— begin —
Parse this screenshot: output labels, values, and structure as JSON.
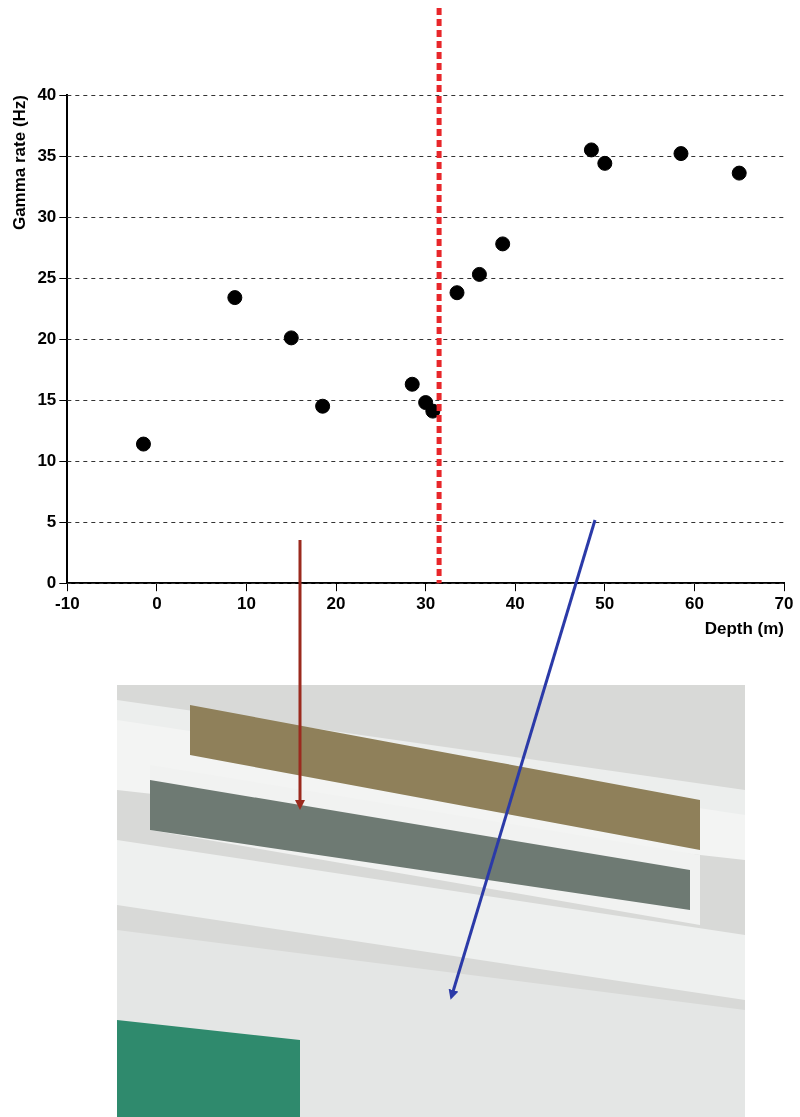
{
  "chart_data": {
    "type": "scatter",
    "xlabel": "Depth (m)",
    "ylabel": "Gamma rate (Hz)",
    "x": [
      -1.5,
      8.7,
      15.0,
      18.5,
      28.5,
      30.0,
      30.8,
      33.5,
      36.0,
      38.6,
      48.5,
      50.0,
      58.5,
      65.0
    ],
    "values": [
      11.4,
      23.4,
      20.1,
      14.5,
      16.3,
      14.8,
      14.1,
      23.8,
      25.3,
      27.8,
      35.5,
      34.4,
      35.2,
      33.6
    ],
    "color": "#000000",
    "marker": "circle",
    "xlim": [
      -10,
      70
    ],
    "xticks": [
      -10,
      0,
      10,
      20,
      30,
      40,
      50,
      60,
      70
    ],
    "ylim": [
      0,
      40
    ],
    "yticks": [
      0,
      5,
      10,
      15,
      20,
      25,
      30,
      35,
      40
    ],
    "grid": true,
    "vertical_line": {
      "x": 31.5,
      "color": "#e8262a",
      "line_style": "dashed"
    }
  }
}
— end —
Copy out each line exactly, without the pictures.

* **Answer to this task**:
Parse this screenshot: output labels, values, and structure as JSON.
{
  "chart_data": {
    "type": "scatter",
    "xlabel": "Depth (m)",
    "ylabel": "Gamma rate (Hz)",
    "x": [
      -1.5,
      8.7,
      15.0,
      18.5,
      28.5,
      30.0,
      30.8,
      33.5,
      36.0,
      38.6,
      48.5,
      50.0,
      58.5,
      65.0
    ],
    "values": [
      11.4,
      23.4,
      20.1,
      14.5,
      16.3,
      14.8,
      14.1,
      23.8,
      25.3,
      27.8,
      35.5,
      34.4,
      35.2,
      33.6
    ],
    "color": "#000000",
    "marker": "circle",
    "xlim": [
      -10,
      70
    ],
    "xticks": [
      -10,
      0,
      10,
      20,
      30,
      40,
      50,
      60,
      70
    ],
    "ylim": [
      0,
      40
    ],
    "yticks": [
      0,
      5,
      10,
      15,
      20,
      25,
      30,
      35,
      40
    ],
    "grid": true,
    "vertical_line": {
      "x": 31.5,
      "color": "#e8262a",
      "line_style": "dashed"
    }
  }
}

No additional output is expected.